• [TO BE DONE]: Look through the data below and report how many lines include "this". Only the number should be given.
==*==
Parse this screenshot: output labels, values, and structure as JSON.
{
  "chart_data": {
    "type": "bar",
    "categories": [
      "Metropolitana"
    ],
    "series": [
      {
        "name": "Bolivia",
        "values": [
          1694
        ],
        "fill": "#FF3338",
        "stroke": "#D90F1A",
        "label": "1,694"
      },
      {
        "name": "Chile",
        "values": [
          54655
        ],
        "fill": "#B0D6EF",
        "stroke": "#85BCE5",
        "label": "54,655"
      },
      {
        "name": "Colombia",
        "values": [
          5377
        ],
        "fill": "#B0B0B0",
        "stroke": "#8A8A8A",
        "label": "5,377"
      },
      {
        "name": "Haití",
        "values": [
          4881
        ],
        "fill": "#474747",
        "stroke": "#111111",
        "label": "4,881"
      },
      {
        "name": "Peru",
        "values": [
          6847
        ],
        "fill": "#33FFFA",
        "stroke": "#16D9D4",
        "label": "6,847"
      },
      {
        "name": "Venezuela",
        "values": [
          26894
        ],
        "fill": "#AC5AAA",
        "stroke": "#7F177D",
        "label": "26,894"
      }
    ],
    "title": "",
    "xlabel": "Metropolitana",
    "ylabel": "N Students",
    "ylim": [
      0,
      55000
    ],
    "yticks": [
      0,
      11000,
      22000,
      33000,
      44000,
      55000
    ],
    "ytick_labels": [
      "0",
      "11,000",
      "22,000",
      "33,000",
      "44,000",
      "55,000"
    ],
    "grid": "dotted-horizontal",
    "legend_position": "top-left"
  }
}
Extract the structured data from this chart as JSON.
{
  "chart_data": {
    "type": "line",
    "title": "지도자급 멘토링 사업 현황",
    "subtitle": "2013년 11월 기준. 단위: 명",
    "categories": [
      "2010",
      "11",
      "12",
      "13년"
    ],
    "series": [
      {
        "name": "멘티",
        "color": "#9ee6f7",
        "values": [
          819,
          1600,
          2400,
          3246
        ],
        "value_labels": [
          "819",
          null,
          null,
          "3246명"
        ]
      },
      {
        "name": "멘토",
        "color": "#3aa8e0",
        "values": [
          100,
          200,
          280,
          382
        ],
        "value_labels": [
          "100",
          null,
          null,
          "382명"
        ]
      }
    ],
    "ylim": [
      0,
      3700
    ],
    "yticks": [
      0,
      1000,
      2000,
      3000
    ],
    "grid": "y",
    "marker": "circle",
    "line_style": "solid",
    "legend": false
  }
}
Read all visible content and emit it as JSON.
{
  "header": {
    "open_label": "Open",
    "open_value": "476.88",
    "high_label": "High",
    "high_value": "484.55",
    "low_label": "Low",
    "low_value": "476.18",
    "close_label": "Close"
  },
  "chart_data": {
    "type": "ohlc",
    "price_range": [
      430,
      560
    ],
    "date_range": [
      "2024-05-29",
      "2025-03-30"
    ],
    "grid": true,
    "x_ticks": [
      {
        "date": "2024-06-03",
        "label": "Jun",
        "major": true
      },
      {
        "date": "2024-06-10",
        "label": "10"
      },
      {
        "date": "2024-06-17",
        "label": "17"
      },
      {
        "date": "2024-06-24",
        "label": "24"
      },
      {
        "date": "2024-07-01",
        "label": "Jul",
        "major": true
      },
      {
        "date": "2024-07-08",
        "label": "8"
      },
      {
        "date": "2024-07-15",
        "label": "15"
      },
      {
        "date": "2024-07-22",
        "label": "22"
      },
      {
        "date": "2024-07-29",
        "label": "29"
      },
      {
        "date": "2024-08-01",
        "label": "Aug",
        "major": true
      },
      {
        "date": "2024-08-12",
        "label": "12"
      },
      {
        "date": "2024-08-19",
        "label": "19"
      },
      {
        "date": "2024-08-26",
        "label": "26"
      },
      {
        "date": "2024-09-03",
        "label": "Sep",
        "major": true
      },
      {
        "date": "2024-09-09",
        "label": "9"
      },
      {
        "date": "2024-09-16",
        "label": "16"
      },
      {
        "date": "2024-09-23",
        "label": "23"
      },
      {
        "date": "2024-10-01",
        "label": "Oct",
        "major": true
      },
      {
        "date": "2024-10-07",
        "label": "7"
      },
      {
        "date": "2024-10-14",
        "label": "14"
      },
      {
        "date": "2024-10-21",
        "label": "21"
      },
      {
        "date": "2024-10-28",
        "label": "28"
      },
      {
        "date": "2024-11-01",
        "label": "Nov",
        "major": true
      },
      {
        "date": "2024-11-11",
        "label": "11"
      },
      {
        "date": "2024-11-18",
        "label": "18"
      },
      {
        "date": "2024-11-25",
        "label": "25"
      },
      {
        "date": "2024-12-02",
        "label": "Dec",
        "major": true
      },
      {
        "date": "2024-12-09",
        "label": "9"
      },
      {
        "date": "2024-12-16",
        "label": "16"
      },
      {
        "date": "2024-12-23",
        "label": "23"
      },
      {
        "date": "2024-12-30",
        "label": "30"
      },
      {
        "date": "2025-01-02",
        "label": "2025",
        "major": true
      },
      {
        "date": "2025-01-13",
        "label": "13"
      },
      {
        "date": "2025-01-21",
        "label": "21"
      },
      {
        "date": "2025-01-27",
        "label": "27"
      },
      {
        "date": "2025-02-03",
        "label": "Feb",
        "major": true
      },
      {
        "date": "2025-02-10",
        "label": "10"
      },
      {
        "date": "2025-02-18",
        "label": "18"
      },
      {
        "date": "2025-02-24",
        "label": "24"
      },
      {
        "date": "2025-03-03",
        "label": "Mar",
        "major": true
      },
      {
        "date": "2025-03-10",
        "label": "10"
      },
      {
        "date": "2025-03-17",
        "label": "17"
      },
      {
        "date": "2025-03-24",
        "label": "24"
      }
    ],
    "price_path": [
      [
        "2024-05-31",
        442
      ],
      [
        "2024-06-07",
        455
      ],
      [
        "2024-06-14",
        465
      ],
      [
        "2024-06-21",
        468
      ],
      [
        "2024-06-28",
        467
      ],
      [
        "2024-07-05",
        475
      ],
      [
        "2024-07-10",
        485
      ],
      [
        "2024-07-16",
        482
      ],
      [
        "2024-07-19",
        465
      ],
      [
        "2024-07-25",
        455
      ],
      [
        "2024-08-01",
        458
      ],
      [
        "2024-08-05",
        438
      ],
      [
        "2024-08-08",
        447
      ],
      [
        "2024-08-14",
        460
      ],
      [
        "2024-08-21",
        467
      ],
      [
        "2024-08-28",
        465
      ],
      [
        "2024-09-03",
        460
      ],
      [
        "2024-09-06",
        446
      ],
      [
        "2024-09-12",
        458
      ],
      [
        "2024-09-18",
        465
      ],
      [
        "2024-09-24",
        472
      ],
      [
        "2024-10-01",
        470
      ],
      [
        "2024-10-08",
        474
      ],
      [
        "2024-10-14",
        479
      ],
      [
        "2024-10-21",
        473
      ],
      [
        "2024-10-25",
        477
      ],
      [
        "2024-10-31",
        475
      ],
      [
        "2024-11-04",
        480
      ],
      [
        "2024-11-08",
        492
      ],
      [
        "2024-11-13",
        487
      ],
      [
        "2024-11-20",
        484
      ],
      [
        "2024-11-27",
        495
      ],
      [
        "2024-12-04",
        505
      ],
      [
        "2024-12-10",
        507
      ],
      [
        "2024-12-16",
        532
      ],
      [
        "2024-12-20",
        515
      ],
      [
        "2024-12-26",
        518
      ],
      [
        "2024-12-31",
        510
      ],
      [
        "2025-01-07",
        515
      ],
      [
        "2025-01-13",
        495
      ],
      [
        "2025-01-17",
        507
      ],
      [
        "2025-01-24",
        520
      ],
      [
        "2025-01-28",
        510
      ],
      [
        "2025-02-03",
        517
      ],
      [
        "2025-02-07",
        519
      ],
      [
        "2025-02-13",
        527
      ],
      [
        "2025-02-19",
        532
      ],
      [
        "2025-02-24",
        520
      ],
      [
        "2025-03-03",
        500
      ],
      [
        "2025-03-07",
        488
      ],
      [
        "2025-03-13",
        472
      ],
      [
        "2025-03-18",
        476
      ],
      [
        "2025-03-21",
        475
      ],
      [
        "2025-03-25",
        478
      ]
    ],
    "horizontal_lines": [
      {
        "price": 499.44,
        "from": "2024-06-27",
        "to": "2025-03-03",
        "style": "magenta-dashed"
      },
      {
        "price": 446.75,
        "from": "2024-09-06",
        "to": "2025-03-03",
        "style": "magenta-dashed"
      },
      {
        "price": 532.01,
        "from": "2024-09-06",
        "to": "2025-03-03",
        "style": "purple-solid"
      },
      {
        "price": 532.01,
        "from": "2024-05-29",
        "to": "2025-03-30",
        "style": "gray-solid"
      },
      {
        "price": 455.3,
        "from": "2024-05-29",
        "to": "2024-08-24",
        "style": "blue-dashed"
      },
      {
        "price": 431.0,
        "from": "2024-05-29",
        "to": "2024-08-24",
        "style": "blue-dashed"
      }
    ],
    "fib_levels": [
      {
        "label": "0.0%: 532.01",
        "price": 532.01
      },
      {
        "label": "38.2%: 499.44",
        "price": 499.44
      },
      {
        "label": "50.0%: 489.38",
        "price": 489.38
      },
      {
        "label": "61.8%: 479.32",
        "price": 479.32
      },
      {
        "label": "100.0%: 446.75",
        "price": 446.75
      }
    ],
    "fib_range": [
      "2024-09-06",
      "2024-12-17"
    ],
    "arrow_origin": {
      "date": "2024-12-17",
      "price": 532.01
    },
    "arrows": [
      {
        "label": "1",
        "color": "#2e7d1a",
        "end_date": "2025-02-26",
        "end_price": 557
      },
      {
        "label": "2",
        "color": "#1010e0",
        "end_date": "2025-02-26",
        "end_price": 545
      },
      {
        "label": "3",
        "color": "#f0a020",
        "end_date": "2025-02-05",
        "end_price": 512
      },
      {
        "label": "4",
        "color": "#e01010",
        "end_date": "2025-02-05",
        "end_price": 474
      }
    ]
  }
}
==*==
• [WORKED SOLUTION]: 2